■ Stored records ■
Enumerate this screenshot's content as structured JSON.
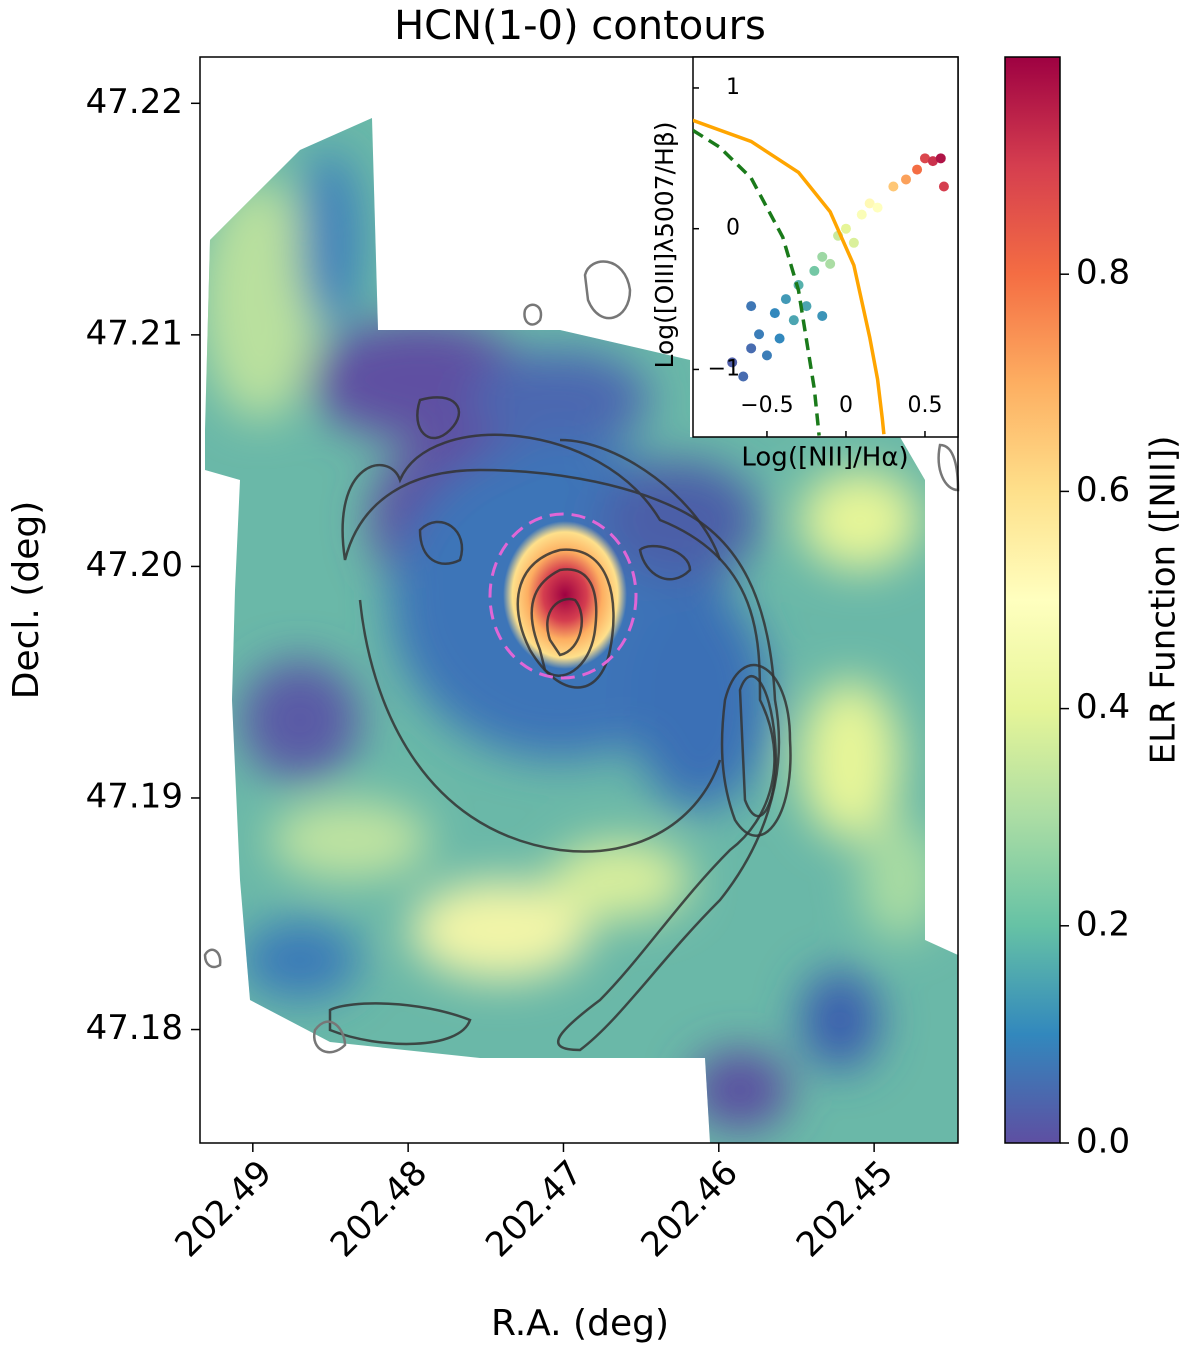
{
  "chart_data": [
    {
      "type": "map",
      "title": "HCN(1-0) contours",
      "xlabel": "R.A. (deg)",
      "ylabel": "Decl. (deg)",
      "xlim": [
        202.4934,
        202.4446
      ],
      "xticks": [
        202.49,
        202.48,
        202.47,
        202.46,
        202.45
      ],
      "ylim": [
        47.1751,
        47.222
      ],
      "yticks": [
        {
          "value": 47.18,
          "label": "47.18"
        },
        47.19,
        {
          "value": 47.2,
          "label": "47.20"
        },
        47.21,
        47.22
      ]
    },
    {
      "type": "scatter",
      "xlabel": "Log([NII]/Hα)",
      "ylabel": "Log([OIII]λ5007/Hβ)",
      "xlim": [
        -0.968,
        0.709
      ],
      "xticks": [
        {
          "value": -0.5,
          "label": "−0.5"
        },
        0,
        0.5
      ],
      "ylim": [
        -1.48,
        1.22
      ],
      "yticks": [
        {
          "value": -1,
          "label": "−1"
        },
        0,
        1
      ],
      "x": [
        -0.72,
        -0.65,
        -0.6,
        -0.55,
        -0.5,
        -0.45,
        -0.42,
        -0.38,
        -0.33,
        -0.3,
        -0.25,
        -0.2,
        -0.15,
        -0.1,
        -0.05,
        0.0,
        0.05,
        0.1,
        0.15,
        0.2,
        0.3,
        0.38,
        0.45,
        0.5,
        0.55,
        0.6,
        0.62,
        -0.15,
        -0.6
      ],
      "values": [
        -0.95,
        -1.05,
        -0.85,
        -0.75,
        -0.9,
        -0.6,
        -0.78,
        -0.5,
        -0.65,
        -0.4,
        -0.55,
        -0.3,
        -0.2,
        -0.25,
        -0.05,
        0.0,
        -0.1,
        0.1,
        0.18,
        0.15,
        0.3,
        0.35,
        0.42,
        0.5,
        0.48,
        0.5,
        0.3,
        -0.62,
        -0.55
      ],
      "color_values": [
        0.03,
        0.05,
        0.05,
        0.08,
        0.08,
        0.1,
        0.1,
        0.13,
        0.15,
        0.17,
        0.15,
        0.22,
        0.28,
        0.3,
        0.35,
        0.4,
        0.38,
        0.48,
        0.52,
        0.5,
        0.65,
        0.72,
        0.8,
        0.88,
        0.92,
        0.97,
        0.9,
        0.12,
        0.07
      ],
      "curves": [
        {
          "color": "#1a7a1a",
          "dashed": true,
          "x": [
            -0.97,
            -0.8,
            -0.6,
            -0.4,
            -0.3,
            -0.2,
            -0.17
          ],
          "values": [
            0.7,
            0.58,
            0.36,
            -0.06,
            -0.44,
            -1.14,
            -1.47
          ]
        },
        {
          "color": "#ffa500",
          "dashed": false,
          "x": [
            -0.97,
            -0.6,
            -0.3,
            -0.1,
            0.05,
            0.15,
            0.2,
            0.23,
            0.24
          ],
          "values": [
            0.77,
            0.62,
            0.4,
            0.12,
            -0.26,
            -0.77,
            -1.07,
            -1.35,
            -1.46
          ]
        }
      ]
    },
    {
      "type": "colorbar",
      "ylabel": "ELR Function ([NII])",
      "ylim": [
        0,
        1
      ],
      "yticks": [
        {
          "value": 0,
          "label": "0.0"
        },
        0.2,
        0.4,
        0.6,
        0.8
      ],
      "colormap": [
        "#5e4fa2",
        "#3288bd",
        "#66c2a5",
        "#abdda4",
        "#e6f598",
        "#ffffbf",
        "#fee08b",
        "#fdae61",
        "#f46d43",
        "#d53e4f",
        "#9e0142"
      ]
    }
  ]
}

■ Brief ■
Restate each entry word for word, please, but drop any images it holds.

■ Solution ■
Enumerate this screenshot's content as structured JSON.
{
  "chart_data": [
    {
      "type": "map",
      "title": "HCN(1-0) contours",
      "xlabel": "R.A. (deg)",
      "ylabel": "Decl. (deg)",
      "xlim": [
        202.4934,
        202.4446
      ],
      "xticks": [
        202.49,
        202.48,
        202.47,
        202.46,
        202.45
      ],
      "ylim": [
        47.1751,
        47.222
      ],
      "yticks": [
        {
          "value": 47.18,
          "label": "47.18"
        },
        47.19,
        {
          "value": 47.2,
          "label": "47.20"
        },
        47.21,
        47.22
      ]
    },
    {
      "type": "scatter",
      "xlabel": "Log([NII]/Hα)",
      "ylabel": "Log([OIII]λ5007/Hβ)",
      "xlim": [
        -0.968,
        0.709
      ],
      "xticks": [
        {
          "value": -0.5,
          "label": "−0.5"
        },
        0,
        0.5
      ],
      "ylim": [
        -1.48,
        1.22
      ],
      "yticks": [
        {
          "value": -1,
          "label": "−1"
        },
        0,
        1
      ],
      "x": [
        -0.72,
        -0.65,
        -0.6,
        -0.55,
        -0.5,
        -0.45,
        -0.42,
        -0.38,
        -0.33,
        -0.3,
        -0.25,
        -0.2,
        -0.15,
        -0.1,
        -0.05,
        0.0,
        0.05,
        0.1,
        0.15,
        0.2,
        0.3,
        0.38,
        0.45,
        0.5,
        0.55,
        0.6,
        0.62,
        -0.15,
        -0.6
      ],
      "values": [
        -0.95,
        -1.05,
        -0.85,
        -0.75,
        -0.9,
        -0.6,
        -0.78,
        -0.5,
        -0.65,
        -0.4,
        -0.55,
        -0.3,
        -0.2,
        -0.25,
        -0.05,
        0.0,
        -0.1,
        0.1,
        0.18,
        0.15,
        0.3,
        0.35,
        0.42,
        0.5,
        0.48,
        0.5,
        0.3,
        -0.62,
        -0.55
      ],
      "color_values": [
        0.03,
        0.05,
        0.05,
        0.08,
        0.08,
        0.1,
        0.1,
        0.13,
        0.15,
        0.17,
        0.15,
        0.22,
        0.28,
        0.3,
        0.35,
        0.4,
        0.38,
        0.48,
        0.52,
        0.5,
        0.65,
        0.72,
        0.8,
        0.88,
        0.92,
        0.97,
        0.9,
        0.12,
        0.07
      ],
      "curves": [
        {
          "color": "#1a7a1a",
          "dashed": true,
          "x": [
            -0.97,
            -0.8,
            -0.6,
            -0.4,
            -0.3,
            -0.2,
            -0.17
          ],
          "values": [
            0.7,
            0.58,
            0.36,
            -0.06,
            -0.44,
            -1.14,
            -1.47
          ]
        },
        {
          "color": "#ffa500",
          "dashed": false,
          "x": [
            -0.97,
            -0.6,
            -0.3,
            -0.1,
            0.05,
            0.15,
            0.2,
            0.23,
            0.24
          ],
          "values": [
            0.77,
            0.62,
            0.4,
            0.12,
            -0.26,
            -0.77,
            -1.07,
            -1.35,
            -1.46
          ]
        }
      ]
    },
    {
      "type": "colorbar",
      "ylabel": "ELR Function ([NII])",
      "ylim": [
        0,
        1
      ],
      "yticks": [
        {
          "value": 0,
          "label": "0.0"
        },
        0.2,
        0.4,
        0.6,
        0.8
      ],
      "colormap": [
        "#5e4fa2",
        "#3288bd",
        "#66c2a5",
        "#abdda4",
        "#e6f598",
        "#ffffbf",
        "#fee08b",
        "#fdae61",
        "#f46d43",
        "#d53e4f",
        "#9e0142"
      ]
    }
  ]
}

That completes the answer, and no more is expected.